Can you extract every line of the material below and copy each one character for character, in its original order?

--- Listed records ---

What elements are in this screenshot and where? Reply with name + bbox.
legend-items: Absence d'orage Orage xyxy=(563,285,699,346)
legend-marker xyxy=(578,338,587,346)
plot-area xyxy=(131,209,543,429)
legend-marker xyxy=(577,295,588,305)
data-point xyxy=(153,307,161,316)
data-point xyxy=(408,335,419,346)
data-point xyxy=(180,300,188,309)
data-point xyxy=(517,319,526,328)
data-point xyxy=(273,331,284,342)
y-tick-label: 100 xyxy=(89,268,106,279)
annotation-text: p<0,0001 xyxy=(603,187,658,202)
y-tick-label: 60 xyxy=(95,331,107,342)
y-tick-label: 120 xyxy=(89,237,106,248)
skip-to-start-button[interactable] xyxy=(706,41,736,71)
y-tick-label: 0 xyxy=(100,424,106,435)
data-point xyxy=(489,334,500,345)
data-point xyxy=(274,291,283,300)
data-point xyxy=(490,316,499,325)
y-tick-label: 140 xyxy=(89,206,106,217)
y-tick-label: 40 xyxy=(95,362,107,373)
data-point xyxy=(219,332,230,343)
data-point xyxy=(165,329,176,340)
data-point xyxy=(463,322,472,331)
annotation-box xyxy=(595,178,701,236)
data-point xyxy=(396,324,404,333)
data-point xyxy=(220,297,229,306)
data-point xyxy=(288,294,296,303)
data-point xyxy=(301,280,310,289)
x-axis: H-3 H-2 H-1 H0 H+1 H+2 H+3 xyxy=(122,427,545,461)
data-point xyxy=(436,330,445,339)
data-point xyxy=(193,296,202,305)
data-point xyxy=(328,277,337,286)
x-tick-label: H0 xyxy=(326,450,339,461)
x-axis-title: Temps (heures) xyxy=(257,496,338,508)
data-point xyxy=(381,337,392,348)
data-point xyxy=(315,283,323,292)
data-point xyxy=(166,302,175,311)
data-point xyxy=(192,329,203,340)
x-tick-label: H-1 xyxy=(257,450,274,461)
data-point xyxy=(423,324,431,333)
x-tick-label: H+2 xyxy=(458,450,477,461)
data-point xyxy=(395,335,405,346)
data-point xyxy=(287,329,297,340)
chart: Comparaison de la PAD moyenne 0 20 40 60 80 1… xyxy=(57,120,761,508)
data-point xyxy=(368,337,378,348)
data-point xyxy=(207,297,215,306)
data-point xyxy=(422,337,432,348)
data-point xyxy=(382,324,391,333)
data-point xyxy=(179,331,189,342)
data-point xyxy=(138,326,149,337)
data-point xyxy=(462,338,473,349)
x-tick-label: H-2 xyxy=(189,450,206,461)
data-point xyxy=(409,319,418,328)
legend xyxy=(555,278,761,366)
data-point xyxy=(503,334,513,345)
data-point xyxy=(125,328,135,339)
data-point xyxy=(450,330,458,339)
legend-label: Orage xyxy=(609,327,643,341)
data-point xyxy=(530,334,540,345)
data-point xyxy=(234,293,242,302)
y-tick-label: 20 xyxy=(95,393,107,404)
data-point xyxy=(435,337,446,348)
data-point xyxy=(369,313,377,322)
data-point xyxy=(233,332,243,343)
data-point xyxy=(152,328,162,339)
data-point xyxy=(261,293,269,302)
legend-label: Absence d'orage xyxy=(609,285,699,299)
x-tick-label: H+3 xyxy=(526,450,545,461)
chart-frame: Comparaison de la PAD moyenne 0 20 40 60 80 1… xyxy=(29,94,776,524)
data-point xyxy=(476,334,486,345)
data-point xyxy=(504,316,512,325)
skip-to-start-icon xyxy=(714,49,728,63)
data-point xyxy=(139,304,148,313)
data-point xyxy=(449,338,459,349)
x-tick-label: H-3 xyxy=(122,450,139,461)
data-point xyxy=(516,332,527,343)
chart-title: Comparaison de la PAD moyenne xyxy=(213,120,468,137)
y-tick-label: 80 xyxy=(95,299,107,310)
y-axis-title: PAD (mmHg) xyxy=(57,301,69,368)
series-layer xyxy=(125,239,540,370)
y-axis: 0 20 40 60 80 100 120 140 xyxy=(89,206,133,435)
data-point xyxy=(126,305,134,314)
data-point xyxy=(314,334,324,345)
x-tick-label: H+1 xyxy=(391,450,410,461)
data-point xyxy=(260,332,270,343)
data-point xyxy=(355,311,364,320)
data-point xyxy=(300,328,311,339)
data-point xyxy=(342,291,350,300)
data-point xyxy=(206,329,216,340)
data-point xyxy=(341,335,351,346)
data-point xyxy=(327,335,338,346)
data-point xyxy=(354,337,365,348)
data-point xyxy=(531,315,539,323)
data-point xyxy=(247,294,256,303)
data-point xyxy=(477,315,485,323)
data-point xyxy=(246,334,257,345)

---

= Response to the exercise =
What elements are in this screenshot and where? Reply with name + bbox.
legend-items: Absence d'orage Orage xyxy=(563,285,699,346)
legend-marker xyxy=(578,338,587,346)
plot-area xyxy=(131,209,543,429)
legend-marker xyxy=(577,295,588,305)
data-point xyxy=(153,307,161,316)
data-point xyxy=(408,335,419,346)
data-point xyxy=(180,300,188,309)
data-point xyxy=(517,319,526,328)
data-point xyxy=(273,331,284,342)
y-tick-label: 100 xyxy=(89,268,106,279)
annotation-text: p<0,0001 xyxy=(603,187,658,202)
y-tick-label: 60 xyxy=(95,331,107,342)
y-tick-label: 120 xyxy=(89,237,106,248)
skip-to-start-button[interactable] xyxy=(706,41,736,71)
y-tick-label: 0 xyxy=(100,424,106,435)
data-point xyxy=(489,334,500,345)
data-point xyxy=(274,291,283,300)
data-point xyxy=(490,316,499,325)
y-tick-label: 140 xyxy=(89,206,106,217)
y-tick-label: 40 xyxy=(95,362,107,373)
data-point xyxy=(219,332,230,343)
data-point xyxy=(165,329,176,340)
data-point xyxy=(463,322,472,331)
annotation-box xyxy=(595,178,701,236)
data-point xyxy=(396,324,404,333)
data-point xyxy=(220,297,229,306)
data-point xyxy=(288,294,296,303)
data-point xyxy=(301,280,310,289)
x-axis: H-3 H-2 H-1 H0 H+1 H+2 H+3 xyxy=(122,427,545,461)
data-point xyxy=(436,330,445,339)
data-point xyxy=(193,296,202,305)
data-point xyxy=(328,277,337,286)
x-tick-label: H0 xyxy=(326,450,339,461)
x-axis-title: Temps (heures) xyxy=(257,496,338,508)
data-point xyxy=(381,337,392,348)
data-point xyxy=(315,283,323,292)
data-point xyxy=(166,302,175,311)
data-point xyxy=(192,329,203,340)
x-tick-label: H-1 xyxy=(257,450,274,461)
data-point xyxy=(423,324,431,333)
x-tick-label: H+2 xyxy=(458,450,477,461)
data-point xyxy=(395,335,405,346)
data-point xyxy=(287,329,297,340)
chart: Comparaison de la PAD moyenne 0 20 40 60 80 1… xyxy=(57,120,761,508)
data-point xyxy=(368,337,378,348)
data-point xyxy=(207,297,215,306)
data-point xyxy=(422,337,432,348)
data-point xyxy=(382,324,391,333)
data-point xyxy=(179,331,189,342)
data-point xyxy=(138,326,149,337)
data-point xyxy=(462,338,473,349)
x-tick-label: H-2 xyxy=(189,450,206,461)
data-point xyxy=(409,319,418,328)
legend xyxy=(555,278,761,366)
data-point xyxy=(503,334,513,345)
data-point xyxy=(125,328,135,339)
data-point xyxy=(450,330,458,339)
legend-label: Orage xyxy=(609,327,643,341)
data-point xyxy=(530,334,540,345)
data-point xyxy=(234,293,242,302)
y-tick-label: 20 xyxy=(95,393,107,404)
data-point xyxy=(435,337,446,348)
data-point xyxy=(369,313,377,322)
data-point xyxy=(233,332,243,343)
data-point xyxy=(152,328,162,339)
data-point xyxy=(261,293,269,302)
legend-label: Absence d'orage xyxy=(609,285,699,299)
x-tick-label: H+3 xyxy=(526,450,545,461)
chart-frame: Comparaison de la PAD moyenne 0 20 40 60 80 1… xyxy=(29,94,776,524)
data-point xyxy=(476,334,486,345)
data-point xyxy=(504,316,512,325)
skip-to-start-icon xyxy=(714,49,728,63)
data-point xyxy=(139,304,148,313)
data-point xyxy=(449,338,459,349)
x-tick-label: H-3 xyxy=(122,450,139,461)
data-point xyxy=(516,332,527,343)
chart-title: Comparaison de la PAD moyenne xyxy=(213,120,468,137)
y-tick-label: 80 xyxy=(95,299,107,310)
y-axis-title: PAD (mmHg) xyxy=(57,301,69,368)
series-layer xyxy=(125,239,540,370)
y-axis: 0 20 40 60 80 100 120 140 xyxy=(89,206,133,435)
data-point xyxy=(126,305,134,314)
data-point xyxy=(314,334,324,345)
x-tick-label: H+1 xyxy=(391,450,410,461)
data-point xyxy=(260,332,270,343)
data-point xyxy=(355,311,364,320)
data-point xyxy=(300,328,311,339)
data-point xyxy=(342,291,350,300)
data-point xyxy=(206,329,216,340)
data-point xyxy=(341,335,351,346)
data-point xyxy=(327,335,338,346)
data-point xyxy=(354,337,365,348)
data-point xyxy=(531,315,539,323)
data-point xyxy=(247,294,256,303)
data-point xyxy=(477,315,485,323)
data-point xyxy=(246,334,257,345)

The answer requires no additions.